> **INFORMATION PROVIDED**:

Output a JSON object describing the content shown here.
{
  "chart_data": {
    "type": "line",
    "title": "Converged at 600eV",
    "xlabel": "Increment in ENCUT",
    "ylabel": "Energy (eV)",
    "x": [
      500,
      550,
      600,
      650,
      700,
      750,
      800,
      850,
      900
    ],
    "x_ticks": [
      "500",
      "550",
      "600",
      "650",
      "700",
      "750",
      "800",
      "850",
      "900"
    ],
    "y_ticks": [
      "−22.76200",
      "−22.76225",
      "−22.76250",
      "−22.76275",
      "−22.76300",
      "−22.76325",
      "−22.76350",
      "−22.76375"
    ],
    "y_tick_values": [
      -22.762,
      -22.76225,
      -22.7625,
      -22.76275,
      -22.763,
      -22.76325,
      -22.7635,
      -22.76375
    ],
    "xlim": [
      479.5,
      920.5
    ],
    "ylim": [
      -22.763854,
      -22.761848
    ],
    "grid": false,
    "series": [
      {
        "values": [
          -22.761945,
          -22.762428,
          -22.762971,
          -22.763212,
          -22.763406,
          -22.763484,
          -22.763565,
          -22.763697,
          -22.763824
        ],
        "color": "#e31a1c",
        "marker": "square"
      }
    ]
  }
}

> **EXERCISE TASK**: Copy every record exactly, with nothing added or dropped.

> **FULL OUTPUT**:
Output a JSON object describing the content shown here.
{
  "chart_data": {
    "type": "line",
    "title": "Converged at 600eV",
    "xlabel": "Increment in ENCUT",
    "ylabel": "Energy (eV)",
    "x": [
      500,
      550,
      600,
      650,
      700,
      750,
      800,
      850,
      900
    ],
    "x_ticks": [
      "500",
      "550",
      "600",
      "650",
      "700",
      "750",
      "800",
      "850",
      "900"
    ],
    "y_ticks": [
      "−22.76200",
      "−22.76225",
      "−22.76250",
      "−22.76275",
      "−22.76300",
      "−22.76325",
      "−22.76350",
      "−22.76375"
    ],
    "y_tick_values": [
      -22.762,
      -22.76225,
      -22.7625,
      -22.76275,
      -22.763,
      -22.76325,
      -22.7635,
      -22.76375
    ],
    "xlim": [
      479.5,
      920.5
    ],
    "ylim": [
      -22.763854,
      -22.761848
    ],
    "grid": false,
    "series": [
      {
        "values": [
          -22.761945,
          -22.762428,
          -22.762971,
          -22.763212,
          -22.763406,
          -22.763484,
          -22.763565,
          -22.763697,
          -22.763824
        ],
        "color": "#e31a1c",
        "marker": "square"
      }
    ]
  }
}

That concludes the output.